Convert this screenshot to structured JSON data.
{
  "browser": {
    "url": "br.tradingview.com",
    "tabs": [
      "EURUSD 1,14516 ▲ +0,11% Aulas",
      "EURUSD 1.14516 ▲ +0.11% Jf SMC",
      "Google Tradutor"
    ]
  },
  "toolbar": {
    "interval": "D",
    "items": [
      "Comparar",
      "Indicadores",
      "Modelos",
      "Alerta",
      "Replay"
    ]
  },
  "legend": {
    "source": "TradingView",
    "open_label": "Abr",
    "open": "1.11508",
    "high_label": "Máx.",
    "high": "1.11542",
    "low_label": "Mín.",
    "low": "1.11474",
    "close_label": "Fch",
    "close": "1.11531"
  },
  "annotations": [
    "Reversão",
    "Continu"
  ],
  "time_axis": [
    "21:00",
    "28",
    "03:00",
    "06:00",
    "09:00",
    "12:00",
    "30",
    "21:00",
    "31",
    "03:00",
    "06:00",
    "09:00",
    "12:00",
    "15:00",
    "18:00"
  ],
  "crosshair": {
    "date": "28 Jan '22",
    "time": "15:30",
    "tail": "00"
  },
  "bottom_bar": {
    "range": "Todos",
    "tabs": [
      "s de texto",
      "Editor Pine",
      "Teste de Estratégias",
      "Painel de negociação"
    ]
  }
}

==

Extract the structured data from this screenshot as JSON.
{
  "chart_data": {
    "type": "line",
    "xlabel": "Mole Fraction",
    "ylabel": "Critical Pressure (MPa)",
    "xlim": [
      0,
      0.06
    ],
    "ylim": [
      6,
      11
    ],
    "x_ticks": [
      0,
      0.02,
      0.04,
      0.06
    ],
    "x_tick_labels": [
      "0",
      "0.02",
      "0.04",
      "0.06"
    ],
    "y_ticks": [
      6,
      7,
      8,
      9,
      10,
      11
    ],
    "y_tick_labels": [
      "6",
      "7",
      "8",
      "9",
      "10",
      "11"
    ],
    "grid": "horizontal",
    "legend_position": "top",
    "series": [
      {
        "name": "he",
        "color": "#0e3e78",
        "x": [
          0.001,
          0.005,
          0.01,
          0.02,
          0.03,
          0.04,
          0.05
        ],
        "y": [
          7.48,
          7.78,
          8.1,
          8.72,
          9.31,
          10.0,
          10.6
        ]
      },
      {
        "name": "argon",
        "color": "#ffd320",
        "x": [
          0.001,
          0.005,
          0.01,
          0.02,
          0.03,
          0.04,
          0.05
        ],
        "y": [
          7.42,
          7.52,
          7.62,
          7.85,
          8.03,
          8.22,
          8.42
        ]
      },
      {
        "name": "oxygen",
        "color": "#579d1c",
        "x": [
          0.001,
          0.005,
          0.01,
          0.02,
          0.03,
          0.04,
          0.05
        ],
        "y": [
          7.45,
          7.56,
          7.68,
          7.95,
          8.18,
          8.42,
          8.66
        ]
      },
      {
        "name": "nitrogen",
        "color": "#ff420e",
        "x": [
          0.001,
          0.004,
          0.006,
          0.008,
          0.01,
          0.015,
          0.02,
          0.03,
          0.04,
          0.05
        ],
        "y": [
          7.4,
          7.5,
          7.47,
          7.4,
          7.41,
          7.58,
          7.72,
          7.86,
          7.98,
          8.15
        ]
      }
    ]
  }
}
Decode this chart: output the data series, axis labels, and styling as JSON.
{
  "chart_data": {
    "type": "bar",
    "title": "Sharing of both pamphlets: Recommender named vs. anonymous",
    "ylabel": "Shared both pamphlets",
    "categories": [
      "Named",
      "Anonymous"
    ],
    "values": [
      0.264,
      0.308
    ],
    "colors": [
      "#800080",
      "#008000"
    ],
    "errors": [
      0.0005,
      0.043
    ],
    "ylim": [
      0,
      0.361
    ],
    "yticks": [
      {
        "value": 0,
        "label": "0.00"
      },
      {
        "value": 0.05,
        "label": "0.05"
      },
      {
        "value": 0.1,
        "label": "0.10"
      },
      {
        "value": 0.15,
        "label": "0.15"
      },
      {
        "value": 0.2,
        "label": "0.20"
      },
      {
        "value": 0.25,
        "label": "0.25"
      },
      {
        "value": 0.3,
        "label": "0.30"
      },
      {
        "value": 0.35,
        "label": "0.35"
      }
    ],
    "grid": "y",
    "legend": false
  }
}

---

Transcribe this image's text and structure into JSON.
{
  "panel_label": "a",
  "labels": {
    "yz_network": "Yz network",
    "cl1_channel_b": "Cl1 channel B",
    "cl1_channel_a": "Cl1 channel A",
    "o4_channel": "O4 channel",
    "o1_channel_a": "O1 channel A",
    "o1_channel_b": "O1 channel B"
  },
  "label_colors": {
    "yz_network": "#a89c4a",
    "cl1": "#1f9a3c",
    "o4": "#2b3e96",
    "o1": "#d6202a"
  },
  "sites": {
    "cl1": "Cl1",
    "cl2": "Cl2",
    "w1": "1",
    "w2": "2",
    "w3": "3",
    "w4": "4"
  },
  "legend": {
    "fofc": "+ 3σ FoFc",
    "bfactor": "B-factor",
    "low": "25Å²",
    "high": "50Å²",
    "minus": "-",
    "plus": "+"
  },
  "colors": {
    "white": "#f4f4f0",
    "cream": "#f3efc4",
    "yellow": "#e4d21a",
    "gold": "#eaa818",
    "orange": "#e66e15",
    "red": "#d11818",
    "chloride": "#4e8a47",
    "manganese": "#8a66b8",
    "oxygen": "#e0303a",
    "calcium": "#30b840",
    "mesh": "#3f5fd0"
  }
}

TASK OBJECTIVE | Reply with one number only: the count of lines in the entries that contain "both".

RESPONSE TO THE TASK | 2